> _Exercise aim_
Go through each line of the records below and count those with the word "angular". Give only the count.

= = = = =

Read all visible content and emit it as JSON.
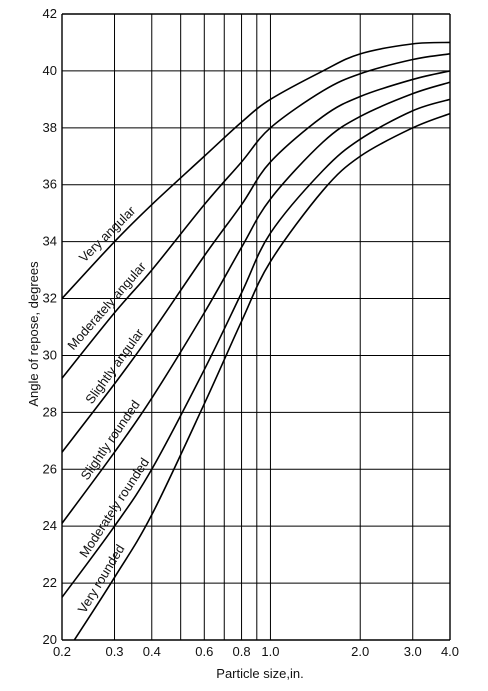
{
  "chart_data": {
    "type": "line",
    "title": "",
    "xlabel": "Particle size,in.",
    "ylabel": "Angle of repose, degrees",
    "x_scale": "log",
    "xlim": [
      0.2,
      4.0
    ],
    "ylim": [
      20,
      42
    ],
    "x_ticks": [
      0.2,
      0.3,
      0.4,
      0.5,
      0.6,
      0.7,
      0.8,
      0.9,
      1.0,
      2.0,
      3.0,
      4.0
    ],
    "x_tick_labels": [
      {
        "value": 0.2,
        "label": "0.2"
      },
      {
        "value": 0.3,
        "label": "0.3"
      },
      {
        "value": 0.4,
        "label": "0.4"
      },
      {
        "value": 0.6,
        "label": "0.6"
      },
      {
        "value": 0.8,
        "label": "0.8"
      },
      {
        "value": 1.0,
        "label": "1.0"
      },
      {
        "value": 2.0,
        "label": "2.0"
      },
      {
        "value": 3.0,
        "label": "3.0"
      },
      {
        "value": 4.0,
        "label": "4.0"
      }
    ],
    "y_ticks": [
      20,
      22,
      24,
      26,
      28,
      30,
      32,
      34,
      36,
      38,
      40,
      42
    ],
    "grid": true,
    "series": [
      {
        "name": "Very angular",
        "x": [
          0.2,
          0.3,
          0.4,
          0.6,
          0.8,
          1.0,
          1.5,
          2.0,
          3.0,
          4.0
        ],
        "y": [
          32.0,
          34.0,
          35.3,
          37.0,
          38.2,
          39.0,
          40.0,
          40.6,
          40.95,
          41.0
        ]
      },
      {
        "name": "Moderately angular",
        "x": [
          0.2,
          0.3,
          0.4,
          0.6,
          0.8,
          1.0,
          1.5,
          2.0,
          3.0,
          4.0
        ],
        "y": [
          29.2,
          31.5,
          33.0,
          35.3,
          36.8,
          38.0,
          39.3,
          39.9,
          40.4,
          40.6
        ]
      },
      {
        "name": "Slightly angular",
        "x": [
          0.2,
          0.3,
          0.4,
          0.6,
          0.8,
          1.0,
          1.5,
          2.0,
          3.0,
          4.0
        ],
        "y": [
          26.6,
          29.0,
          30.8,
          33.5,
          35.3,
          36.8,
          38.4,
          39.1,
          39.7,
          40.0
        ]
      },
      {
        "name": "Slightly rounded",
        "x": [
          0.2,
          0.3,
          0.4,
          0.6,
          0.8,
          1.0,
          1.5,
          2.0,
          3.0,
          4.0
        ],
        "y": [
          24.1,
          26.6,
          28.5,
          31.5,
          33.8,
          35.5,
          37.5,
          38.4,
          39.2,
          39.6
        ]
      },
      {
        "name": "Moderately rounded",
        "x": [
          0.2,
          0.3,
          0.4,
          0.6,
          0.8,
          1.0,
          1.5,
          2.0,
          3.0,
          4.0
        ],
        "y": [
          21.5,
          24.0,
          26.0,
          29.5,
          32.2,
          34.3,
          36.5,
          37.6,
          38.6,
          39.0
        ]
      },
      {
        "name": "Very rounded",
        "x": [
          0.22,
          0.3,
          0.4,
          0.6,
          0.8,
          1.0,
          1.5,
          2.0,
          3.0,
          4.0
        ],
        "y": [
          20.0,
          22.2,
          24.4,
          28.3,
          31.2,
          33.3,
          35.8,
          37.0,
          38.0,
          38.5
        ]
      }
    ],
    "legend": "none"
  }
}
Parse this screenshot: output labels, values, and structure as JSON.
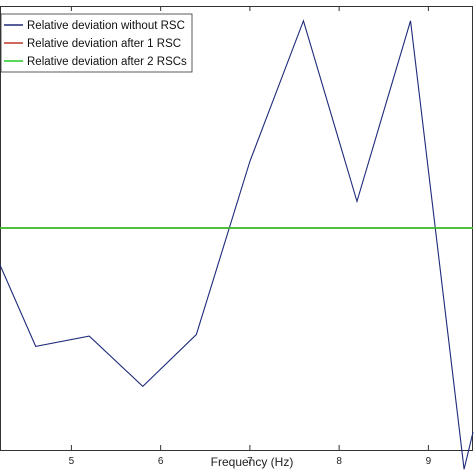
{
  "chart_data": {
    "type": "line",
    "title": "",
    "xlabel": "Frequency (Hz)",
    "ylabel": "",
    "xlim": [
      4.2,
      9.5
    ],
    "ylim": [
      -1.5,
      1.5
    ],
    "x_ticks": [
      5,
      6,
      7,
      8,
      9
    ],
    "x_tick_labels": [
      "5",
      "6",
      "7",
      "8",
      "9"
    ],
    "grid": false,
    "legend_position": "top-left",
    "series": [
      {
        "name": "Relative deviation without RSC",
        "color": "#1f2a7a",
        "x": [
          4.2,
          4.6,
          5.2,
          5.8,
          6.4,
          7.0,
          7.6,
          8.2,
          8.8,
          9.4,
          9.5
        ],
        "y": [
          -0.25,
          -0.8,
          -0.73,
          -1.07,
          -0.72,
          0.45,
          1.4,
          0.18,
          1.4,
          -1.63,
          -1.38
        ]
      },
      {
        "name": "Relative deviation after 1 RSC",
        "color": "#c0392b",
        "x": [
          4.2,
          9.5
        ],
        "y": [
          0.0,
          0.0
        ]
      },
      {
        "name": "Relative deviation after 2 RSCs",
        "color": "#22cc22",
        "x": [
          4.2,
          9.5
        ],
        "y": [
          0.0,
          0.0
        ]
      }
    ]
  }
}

= = = = =

> _The completed task_
3